** Work to complete **
Write the count of lines that contain the word "this" and nothing else.

# Start of Data shown

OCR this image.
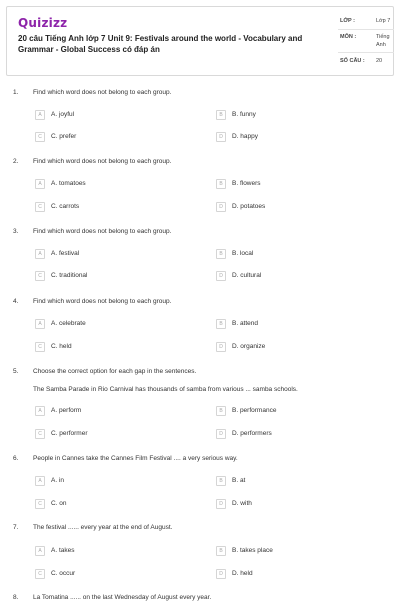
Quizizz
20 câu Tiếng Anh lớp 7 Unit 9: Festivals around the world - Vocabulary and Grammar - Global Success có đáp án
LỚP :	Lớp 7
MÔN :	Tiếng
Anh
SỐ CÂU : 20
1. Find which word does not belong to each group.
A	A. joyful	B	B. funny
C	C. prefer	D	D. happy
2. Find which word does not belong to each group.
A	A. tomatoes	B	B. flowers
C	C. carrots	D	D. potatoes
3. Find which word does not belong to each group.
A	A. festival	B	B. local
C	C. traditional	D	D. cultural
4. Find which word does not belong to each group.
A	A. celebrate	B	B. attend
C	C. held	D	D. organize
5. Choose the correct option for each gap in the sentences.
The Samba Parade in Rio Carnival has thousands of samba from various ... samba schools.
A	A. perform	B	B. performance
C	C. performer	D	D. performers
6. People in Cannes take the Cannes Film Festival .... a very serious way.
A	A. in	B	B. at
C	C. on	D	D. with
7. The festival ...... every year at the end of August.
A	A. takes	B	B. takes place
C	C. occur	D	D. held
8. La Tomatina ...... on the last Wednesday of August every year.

# End of Data shown
# Start of Data shown

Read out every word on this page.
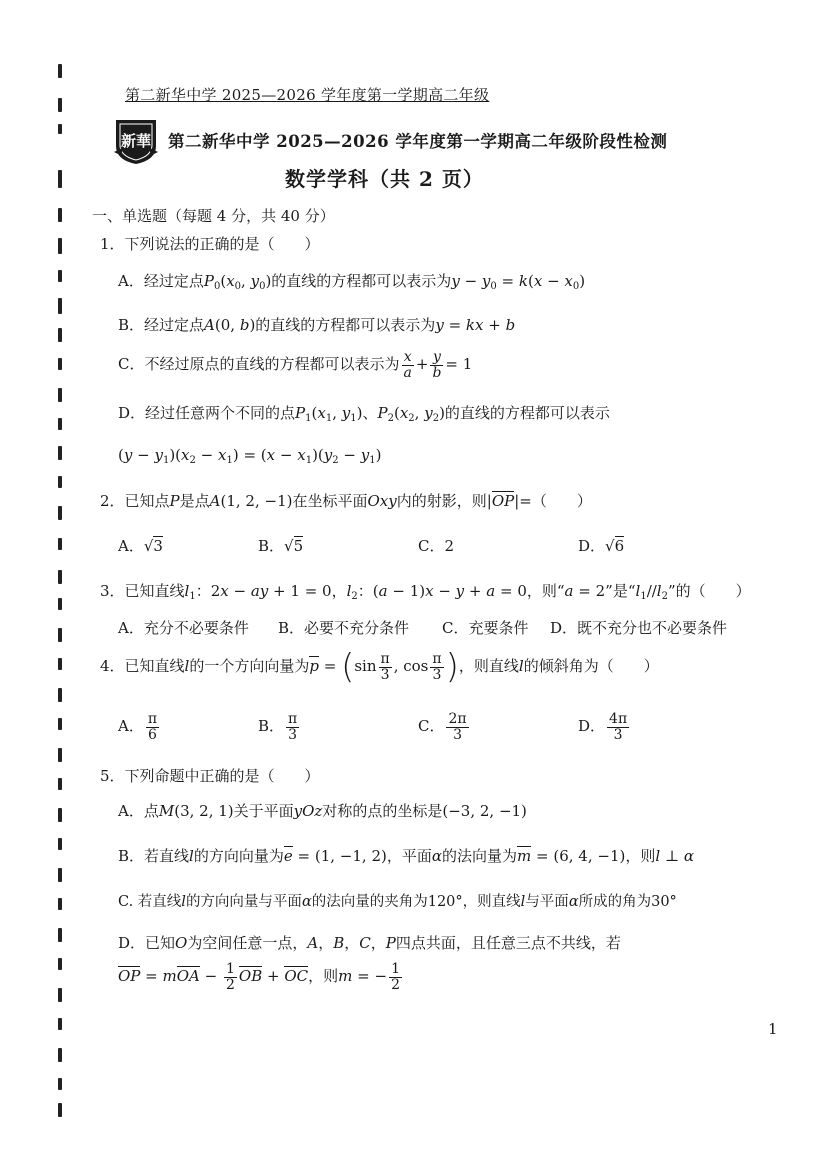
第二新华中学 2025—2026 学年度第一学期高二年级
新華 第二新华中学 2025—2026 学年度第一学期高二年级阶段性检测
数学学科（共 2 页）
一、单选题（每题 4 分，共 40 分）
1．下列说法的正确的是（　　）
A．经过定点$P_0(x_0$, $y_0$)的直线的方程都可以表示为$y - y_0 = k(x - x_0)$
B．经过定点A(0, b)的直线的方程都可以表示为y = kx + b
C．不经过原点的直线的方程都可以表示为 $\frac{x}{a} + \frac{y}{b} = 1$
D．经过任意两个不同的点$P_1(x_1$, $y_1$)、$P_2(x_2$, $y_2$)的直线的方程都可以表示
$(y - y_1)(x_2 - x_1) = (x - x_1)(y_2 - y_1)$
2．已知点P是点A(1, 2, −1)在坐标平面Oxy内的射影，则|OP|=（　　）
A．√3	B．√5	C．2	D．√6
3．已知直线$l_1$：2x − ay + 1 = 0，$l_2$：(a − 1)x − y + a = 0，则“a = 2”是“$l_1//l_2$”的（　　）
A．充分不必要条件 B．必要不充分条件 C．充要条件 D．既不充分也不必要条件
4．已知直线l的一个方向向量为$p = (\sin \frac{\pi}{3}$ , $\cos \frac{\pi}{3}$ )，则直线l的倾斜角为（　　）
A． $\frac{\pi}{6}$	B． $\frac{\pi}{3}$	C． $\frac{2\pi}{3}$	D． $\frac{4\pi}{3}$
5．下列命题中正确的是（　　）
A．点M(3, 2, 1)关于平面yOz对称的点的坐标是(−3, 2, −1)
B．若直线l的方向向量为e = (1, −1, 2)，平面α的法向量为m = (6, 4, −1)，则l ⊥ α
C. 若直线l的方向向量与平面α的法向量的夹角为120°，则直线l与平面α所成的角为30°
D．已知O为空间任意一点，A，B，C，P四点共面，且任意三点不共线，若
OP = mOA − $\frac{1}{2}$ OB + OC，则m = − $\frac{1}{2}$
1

# End of Data shown

** Correct output **
2